## Short exercise
Can you print every record below exactly as written?

## Material to process
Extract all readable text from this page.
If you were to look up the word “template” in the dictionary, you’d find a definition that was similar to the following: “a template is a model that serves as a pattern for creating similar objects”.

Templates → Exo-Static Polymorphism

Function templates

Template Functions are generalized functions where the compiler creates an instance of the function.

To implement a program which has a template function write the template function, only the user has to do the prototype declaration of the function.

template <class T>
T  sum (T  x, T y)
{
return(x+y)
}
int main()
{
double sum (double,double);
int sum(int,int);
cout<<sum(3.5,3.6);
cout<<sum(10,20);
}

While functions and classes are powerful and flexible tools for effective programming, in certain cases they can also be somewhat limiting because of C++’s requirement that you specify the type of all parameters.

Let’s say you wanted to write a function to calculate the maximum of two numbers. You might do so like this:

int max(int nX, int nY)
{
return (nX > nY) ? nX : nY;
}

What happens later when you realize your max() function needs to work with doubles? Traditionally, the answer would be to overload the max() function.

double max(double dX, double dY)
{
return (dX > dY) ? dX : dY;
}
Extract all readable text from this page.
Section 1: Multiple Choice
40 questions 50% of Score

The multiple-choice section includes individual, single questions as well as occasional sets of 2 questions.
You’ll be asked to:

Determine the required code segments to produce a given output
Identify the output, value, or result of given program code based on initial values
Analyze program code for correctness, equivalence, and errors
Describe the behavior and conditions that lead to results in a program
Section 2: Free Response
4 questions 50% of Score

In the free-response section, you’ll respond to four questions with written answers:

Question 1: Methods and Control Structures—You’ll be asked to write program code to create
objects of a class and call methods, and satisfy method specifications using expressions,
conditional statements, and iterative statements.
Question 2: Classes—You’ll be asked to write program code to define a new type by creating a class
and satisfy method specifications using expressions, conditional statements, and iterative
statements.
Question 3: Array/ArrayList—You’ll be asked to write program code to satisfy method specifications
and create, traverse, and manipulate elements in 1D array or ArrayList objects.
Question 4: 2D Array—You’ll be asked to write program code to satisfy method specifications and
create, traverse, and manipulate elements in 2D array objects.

## Solution to the problem
Extract all readable text from this page.
If you were to look up the word “template” in the dictionary, you’d find a definition that was similar to the following: “a template is a model that serves as a pattern for creating similar objects”.

Templates → Exo-Static Polymorphism

Function templates

Template Functions are generalized functions where the compiler creates an instance of the function.

To implement a program which has a template function write the template function, only the user has to do the prototype declaration of the function.

template <class T>
T  sum (T  x, T y)
{
return(x+y)
}
int main()
{
double sum (double,double);
int sum(int,int);
cout<<sum(3.5,3.6);
cout<<sum(10,20);
}

While functions and classes are powerful and flexible tools for effective programming, in certain cases they can also be somewhat limiting because of C++’s requirement that you specify the type of all parameters.

Let’s say you wanted to write a function to calculate the maximum of two numbers. You might do so like this:

int max(int nX, int nY)
{
return (nX > nY) ? nX : nY;
}

What happens later when you realize your max() function needs to work with doubles? Traditionally, the answer would be to overload the max() function.

double max(double dX, double dY)
{
return (dX > dY) ? dX : dY;
}
Extract all readable text from this page.
Section 1: Multiple Choice
40 questions 50% of Score

The multiple-choice section includes individual, single questions as well as occasional sets of 2 questions.
You’ll be asked to:

Determine the required code segments to produce a given output
Identify the output, value, or result of given program code based on initial values
Analyze program code for correctness, equivalence, and errors
Describe the behavior and conditions that lead to results in a program
Section 2: Free Response
4 questions 50% of Score

In the free-response section, you’ll respond to four questions with written answers:

Question 1: Methods and Control Structures—You’ll be asked to write program code to create
objects of a class and call methods, and satisfy method specifications using expressions,
conditional statements, and iterative statements.
Question 2: Classes—You’ll be asked to write program code to define a new type by creating a class
and satisfy method specifications using expressions, conditional statements, and iterative
statements.
Question 3: Array/ArrayList—You’ll be asked to write program code to satisfy method specifications
and create, traverse, and manipulate elements in 1D array or ArrayList objects.
Question 4: 2D Array—You’ll be asked to write program code to satisfy method specifications and
create, traverse, and manipulate elements in 2D array objects.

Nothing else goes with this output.